Spatial annotation records:

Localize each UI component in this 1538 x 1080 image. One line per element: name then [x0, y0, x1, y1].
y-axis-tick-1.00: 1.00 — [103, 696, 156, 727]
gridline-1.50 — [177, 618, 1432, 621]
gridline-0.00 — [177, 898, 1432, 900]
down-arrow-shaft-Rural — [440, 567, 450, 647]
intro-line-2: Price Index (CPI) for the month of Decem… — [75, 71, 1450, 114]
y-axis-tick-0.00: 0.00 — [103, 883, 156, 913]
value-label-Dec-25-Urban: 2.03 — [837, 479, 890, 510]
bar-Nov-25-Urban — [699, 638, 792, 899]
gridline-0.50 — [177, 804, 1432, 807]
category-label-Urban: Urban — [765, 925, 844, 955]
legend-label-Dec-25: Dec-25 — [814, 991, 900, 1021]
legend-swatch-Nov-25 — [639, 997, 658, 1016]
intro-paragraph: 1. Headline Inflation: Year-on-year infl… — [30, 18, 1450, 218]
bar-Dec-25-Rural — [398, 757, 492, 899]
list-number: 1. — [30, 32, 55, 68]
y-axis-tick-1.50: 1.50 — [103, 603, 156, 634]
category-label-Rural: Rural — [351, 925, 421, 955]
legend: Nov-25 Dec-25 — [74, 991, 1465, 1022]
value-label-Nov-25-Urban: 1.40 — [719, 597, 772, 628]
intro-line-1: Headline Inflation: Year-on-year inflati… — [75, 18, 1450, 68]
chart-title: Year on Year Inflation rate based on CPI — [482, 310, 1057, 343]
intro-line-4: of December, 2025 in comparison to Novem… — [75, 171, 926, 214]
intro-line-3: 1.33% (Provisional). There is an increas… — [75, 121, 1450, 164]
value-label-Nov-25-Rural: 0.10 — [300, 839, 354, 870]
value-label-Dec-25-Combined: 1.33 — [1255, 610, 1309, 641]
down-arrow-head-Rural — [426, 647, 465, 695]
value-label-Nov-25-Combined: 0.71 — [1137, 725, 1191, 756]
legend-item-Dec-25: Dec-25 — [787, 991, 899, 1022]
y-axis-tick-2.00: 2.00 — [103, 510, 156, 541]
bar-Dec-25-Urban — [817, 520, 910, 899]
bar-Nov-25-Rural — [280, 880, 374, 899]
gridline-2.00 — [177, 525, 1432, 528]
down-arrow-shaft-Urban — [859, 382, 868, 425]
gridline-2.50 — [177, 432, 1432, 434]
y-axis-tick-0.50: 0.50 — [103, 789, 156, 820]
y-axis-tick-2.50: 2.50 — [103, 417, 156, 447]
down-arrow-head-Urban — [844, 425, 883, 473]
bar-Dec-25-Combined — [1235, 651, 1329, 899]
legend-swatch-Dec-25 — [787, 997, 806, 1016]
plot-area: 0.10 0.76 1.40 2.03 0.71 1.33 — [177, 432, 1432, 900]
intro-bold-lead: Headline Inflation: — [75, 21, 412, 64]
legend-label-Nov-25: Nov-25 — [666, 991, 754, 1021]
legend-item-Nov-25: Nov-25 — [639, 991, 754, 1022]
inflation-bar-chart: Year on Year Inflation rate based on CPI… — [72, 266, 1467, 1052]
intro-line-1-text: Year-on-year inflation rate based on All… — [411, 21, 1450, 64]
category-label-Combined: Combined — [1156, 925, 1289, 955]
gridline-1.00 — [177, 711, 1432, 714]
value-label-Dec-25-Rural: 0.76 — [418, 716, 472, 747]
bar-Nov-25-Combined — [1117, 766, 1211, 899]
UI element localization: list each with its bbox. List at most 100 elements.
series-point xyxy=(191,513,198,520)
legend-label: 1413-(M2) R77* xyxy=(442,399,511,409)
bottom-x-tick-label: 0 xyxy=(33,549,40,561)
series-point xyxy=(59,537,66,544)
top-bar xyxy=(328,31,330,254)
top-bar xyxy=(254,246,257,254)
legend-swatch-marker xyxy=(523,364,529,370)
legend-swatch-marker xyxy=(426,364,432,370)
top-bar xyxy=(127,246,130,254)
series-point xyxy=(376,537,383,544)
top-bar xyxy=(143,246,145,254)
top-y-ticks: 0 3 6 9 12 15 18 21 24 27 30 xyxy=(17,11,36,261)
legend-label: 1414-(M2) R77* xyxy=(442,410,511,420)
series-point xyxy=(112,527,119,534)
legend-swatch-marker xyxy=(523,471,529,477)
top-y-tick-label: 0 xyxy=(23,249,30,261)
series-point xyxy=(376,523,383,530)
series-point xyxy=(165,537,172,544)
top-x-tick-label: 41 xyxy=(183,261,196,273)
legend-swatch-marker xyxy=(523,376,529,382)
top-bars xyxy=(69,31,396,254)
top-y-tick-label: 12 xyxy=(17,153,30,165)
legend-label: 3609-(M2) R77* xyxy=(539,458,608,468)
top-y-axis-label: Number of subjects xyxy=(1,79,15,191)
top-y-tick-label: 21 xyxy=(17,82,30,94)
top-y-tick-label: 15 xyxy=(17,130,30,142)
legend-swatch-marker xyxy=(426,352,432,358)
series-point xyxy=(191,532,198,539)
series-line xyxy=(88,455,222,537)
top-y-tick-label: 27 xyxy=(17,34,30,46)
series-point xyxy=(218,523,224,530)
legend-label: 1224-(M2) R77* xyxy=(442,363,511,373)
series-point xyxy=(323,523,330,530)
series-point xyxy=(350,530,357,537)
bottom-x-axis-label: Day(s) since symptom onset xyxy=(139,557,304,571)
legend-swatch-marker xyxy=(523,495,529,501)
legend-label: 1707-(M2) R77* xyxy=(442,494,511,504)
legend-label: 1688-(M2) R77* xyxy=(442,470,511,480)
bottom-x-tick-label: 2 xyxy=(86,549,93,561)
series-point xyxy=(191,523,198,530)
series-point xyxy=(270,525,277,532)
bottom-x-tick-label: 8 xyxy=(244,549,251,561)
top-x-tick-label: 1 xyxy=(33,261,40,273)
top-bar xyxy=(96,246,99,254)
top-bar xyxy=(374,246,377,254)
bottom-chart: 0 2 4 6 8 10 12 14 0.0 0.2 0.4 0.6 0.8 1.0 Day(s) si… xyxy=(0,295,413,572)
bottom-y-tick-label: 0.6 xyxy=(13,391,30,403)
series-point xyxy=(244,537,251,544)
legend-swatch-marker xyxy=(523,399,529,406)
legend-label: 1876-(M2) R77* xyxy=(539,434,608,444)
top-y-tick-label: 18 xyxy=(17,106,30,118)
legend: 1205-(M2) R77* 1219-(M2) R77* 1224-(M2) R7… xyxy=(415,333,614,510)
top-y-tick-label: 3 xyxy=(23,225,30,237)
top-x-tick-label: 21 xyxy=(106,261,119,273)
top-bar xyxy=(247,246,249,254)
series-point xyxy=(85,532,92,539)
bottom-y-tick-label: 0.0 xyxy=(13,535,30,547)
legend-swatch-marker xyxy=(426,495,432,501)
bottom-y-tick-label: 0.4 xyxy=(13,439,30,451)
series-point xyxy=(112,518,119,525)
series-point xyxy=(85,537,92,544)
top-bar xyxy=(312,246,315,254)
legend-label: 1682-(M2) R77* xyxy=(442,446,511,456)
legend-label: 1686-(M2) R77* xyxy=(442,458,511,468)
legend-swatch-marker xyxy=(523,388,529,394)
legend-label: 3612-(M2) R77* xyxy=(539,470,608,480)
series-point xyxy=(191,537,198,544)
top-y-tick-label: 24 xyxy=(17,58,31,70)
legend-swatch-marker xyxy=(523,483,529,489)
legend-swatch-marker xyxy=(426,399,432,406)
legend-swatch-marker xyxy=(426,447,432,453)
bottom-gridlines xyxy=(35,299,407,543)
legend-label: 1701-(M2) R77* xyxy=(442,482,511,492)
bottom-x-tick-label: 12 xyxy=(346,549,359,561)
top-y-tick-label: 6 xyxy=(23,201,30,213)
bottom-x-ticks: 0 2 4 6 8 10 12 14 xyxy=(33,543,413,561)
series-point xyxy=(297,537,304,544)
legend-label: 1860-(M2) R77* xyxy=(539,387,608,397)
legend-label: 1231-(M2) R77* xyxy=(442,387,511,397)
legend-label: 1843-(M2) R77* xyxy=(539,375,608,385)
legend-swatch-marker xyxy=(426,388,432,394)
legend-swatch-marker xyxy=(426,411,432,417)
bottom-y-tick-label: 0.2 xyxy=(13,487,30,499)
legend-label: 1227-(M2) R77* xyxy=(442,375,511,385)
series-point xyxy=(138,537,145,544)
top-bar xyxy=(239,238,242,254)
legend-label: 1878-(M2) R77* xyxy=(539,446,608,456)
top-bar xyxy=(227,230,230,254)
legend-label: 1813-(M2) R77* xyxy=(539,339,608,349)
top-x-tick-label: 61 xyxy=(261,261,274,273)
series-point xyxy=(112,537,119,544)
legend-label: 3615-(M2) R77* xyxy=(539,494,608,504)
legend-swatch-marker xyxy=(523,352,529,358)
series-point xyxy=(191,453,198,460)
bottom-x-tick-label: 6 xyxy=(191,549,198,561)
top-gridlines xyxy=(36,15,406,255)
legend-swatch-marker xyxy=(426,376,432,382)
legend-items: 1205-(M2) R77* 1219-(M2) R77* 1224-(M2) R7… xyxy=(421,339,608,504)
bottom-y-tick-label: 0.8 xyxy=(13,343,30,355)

Problem to solve.
Rename "gridline" to "horizontal-rule" in the items running from the start of the records through the line containing "down-arrow-shaft-Rural — [440, 567, 450, 647]", both ends included. Write those lines out again with nothing else changed.

Completed task.
Localize each UI component in this 1538 x 1080 image. One line per element: name then [x0, y0, x1, y1].
y-axis-tick-1.00: 1.00 — [103, 696, 156, 727]
horizontal-rule-1.50 — [177, 618, 1432, 621]
horizontal-rule-0.00 — [177, 898, 1432, 900]
down-arrow-shaft-Rural — [440, 567, 450, 647]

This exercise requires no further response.